* **Dataset rows**

▶

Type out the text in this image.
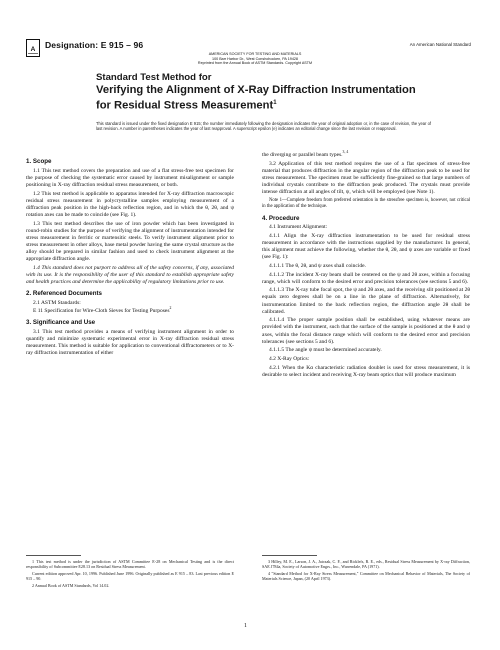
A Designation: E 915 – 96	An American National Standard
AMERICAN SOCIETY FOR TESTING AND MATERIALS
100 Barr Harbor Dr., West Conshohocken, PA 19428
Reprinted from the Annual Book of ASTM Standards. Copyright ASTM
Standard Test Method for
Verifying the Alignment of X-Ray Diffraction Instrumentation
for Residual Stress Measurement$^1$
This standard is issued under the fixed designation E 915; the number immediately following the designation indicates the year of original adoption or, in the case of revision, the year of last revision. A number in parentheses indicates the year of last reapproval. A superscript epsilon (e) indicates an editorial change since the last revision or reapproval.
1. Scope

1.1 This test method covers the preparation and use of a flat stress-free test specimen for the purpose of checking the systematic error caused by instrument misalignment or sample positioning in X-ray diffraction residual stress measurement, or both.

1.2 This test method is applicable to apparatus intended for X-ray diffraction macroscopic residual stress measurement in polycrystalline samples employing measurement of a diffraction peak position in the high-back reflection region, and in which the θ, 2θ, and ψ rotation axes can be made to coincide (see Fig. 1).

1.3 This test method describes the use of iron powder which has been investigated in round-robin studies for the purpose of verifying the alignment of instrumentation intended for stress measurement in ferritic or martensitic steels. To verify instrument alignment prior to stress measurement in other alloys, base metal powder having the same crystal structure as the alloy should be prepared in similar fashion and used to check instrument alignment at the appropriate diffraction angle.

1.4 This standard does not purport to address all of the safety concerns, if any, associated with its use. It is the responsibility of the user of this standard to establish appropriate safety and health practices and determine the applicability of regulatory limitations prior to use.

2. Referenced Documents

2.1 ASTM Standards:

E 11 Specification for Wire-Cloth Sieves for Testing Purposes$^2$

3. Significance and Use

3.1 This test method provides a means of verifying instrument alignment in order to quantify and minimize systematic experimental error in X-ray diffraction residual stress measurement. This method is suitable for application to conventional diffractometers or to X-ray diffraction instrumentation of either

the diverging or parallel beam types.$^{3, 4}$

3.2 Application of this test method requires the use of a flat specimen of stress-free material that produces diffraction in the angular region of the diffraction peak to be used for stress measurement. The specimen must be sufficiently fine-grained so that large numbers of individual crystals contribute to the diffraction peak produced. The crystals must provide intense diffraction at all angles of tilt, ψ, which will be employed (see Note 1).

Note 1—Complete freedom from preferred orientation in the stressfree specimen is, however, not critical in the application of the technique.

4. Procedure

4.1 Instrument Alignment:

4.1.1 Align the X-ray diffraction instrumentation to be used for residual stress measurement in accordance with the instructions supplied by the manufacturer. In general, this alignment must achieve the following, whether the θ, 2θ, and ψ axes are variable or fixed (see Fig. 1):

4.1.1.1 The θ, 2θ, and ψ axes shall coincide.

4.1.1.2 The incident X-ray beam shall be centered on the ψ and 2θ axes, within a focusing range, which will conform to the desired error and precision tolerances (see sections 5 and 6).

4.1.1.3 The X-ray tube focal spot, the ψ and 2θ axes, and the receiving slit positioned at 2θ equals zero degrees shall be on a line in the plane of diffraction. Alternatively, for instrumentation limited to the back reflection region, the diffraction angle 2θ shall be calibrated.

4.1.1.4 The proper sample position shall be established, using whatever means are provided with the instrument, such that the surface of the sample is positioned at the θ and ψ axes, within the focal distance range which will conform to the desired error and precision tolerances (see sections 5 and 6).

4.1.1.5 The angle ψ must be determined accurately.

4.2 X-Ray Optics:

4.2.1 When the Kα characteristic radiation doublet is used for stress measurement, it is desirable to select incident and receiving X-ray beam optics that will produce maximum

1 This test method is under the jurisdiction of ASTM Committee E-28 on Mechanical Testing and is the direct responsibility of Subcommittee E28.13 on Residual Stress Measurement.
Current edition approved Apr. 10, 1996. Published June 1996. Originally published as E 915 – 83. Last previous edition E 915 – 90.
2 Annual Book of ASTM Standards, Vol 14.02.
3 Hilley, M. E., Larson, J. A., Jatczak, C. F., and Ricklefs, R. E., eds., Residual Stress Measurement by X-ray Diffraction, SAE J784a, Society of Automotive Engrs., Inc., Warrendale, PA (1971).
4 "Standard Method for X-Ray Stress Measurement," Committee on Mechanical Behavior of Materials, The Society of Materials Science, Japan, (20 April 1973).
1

◀
▶

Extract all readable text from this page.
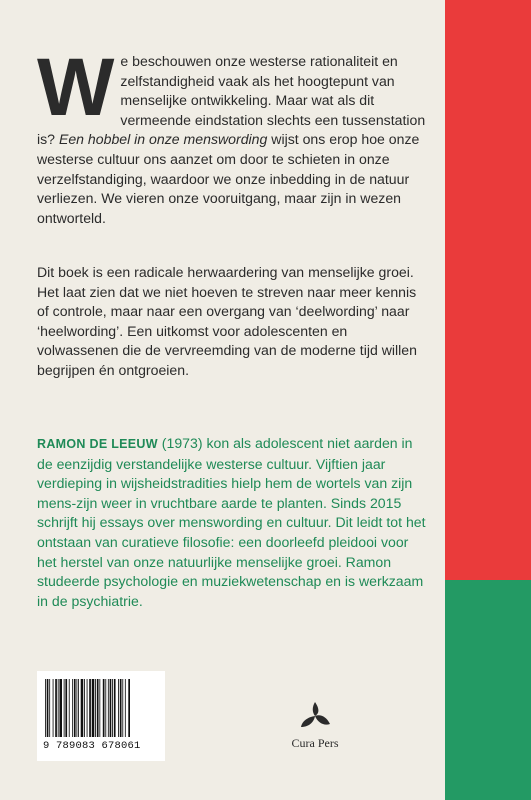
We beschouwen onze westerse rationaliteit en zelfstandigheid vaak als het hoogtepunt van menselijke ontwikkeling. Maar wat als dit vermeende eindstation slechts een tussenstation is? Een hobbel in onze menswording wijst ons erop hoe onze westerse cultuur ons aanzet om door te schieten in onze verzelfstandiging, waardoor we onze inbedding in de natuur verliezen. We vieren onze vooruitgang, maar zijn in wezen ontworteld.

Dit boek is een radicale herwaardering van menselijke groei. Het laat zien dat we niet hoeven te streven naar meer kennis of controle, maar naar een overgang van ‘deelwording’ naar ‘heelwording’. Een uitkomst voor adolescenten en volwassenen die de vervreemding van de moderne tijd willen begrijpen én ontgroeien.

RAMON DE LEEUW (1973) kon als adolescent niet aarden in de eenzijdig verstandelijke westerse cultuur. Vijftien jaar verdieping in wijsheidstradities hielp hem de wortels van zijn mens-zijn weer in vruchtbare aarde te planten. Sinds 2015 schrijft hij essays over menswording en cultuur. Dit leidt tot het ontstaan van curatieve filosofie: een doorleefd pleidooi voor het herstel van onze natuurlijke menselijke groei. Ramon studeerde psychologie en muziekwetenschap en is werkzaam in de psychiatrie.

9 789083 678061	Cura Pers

◀

* **What you will do**
Using the listing, copy every line where the word "text" shows up.

* **Task result**
Type out the text in this image.
Extract all readable text from this page.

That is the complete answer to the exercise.